» THE EXERCISE
Copy each line exactly. Leave nothing out.

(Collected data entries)
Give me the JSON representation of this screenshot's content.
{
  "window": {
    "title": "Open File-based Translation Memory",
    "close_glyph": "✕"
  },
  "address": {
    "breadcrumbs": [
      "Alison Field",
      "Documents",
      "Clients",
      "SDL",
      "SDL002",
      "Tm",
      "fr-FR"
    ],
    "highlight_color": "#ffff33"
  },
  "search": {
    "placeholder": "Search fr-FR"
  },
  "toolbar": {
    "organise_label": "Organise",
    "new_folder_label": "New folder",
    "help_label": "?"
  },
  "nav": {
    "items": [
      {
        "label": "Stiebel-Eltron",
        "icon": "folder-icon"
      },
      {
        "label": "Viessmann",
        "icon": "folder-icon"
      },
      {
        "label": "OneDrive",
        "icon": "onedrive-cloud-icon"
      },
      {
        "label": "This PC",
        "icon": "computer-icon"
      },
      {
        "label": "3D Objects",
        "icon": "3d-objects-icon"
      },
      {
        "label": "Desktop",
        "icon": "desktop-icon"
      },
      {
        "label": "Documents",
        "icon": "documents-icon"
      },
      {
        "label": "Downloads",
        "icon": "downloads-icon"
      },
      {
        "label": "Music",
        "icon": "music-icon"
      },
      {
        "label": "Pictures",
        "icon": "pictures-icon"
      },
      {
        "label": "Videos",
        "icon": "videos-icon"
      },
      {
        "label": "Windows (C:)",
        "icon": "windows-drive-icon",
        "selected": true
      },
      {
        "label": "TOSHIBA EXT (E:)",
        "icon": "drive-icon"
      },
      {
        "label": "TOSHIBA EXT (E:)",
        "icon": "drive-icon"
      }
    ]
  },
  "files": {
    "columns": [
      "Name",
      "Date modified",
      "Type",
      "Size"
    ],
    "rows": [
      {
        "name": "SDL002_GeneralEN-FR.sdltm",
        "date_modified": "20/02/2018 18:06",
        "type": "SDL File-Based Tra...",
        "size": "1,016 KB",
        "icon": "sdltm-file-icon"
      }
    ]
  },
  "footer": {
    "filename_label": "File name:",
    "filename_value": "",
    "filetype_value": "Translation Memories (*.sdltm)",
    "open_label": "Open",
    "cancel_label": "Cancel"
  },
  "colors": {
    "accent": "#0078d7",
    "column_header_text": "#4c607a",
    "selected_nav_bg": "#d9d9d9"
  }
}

» ANSWER TO THE PROBLEM
Give me the JSON representation of this screenshot's content.
{
  "window": {
    "title": "Open File-based Translation Memory",
    "close_glyph": "✕"
  },
  "address": {
    "breadcrumbs": [
      "Alison Field",
      "Documents",
      "Clients",
      "SDL",
      "SDL002",
      "Tm",
      "fr-FR"
    ],
    "highlight_color": "#ffff33"
  },
  "search": {
    "placeholder": "Search fr-FR"
  },
  "toolbar": {
    "organise_label": "Organise",
    "new_folder_label": "New folder",
    "help_label": "?"
  },
  "nav": {
    "items": [
      {
        "label": "Stiebel-Eltron",
        "icon": "folder-icon"
      },
      {
        "label": "Viessmann",
        "icon": "folder-icon"
      },
      {
        "label": "OneDrive",
        "icon": "onedrive-cloud-icon"
      },
      {
        "label": "This PC",
        "icon": "computer-icon"
      },
      {
        "label": "3D Objects",
        "icon": "3d-objects-icon"
      },
      {
        "label": "Desktop",
        "icon": "desktop-icon"
      },
      {
        "label": "Documents",
        "icon": "documents-icon"
      },
      {
        "label": "Downloads",
        "icon": "downloads-icon"
      },
      {
        "label": "Music",
        "icon": "music-icon"
      },
      {
        "label": "Pictures",
        "icon": "pictures-icon"
      },
      {
        "label": "Videos",
        "icon": "videos-icon"
      },
      {
        "label": "Windows (C:)",
        "icon": "windows-drive-icon",
        "selected": true
      },
      {
        "label": "TOSHIBA EXT (E:)",
        "icon": "drive-icon"
      },
      {
        "label": "TOSHIBA EXT (E:)",
        "icon": "drive-icon"
      }
    ]
  },
  "files": {
    "columns": [
      "Name",
      "Date modified",
      "Type",
      "Size"
    ],
    "rows": [
      {
        "name": "SDL002_GeneralEN-FR.sdltm",
        "date_modified": "20/02/2018 18:06",
        "type": "SDL File-Based Tra...",
        "size": "1,016 KB",
        "icon": "sdltm-file-icon"
      }
    ]
  },
  "footer": {
    "filename_label": "File name:",
    "filename_value": "",
    "filetype_value": "Translation Memories (*.sdltm)",
    "open_label": "Open",
    "cancel_label": "Cancel"
  },
  "colors": {
    "accent": "#0078d7",
    "column_header_text": "#4c607a",
    "selected_nav_bg": "#d9d9d9"
  }
}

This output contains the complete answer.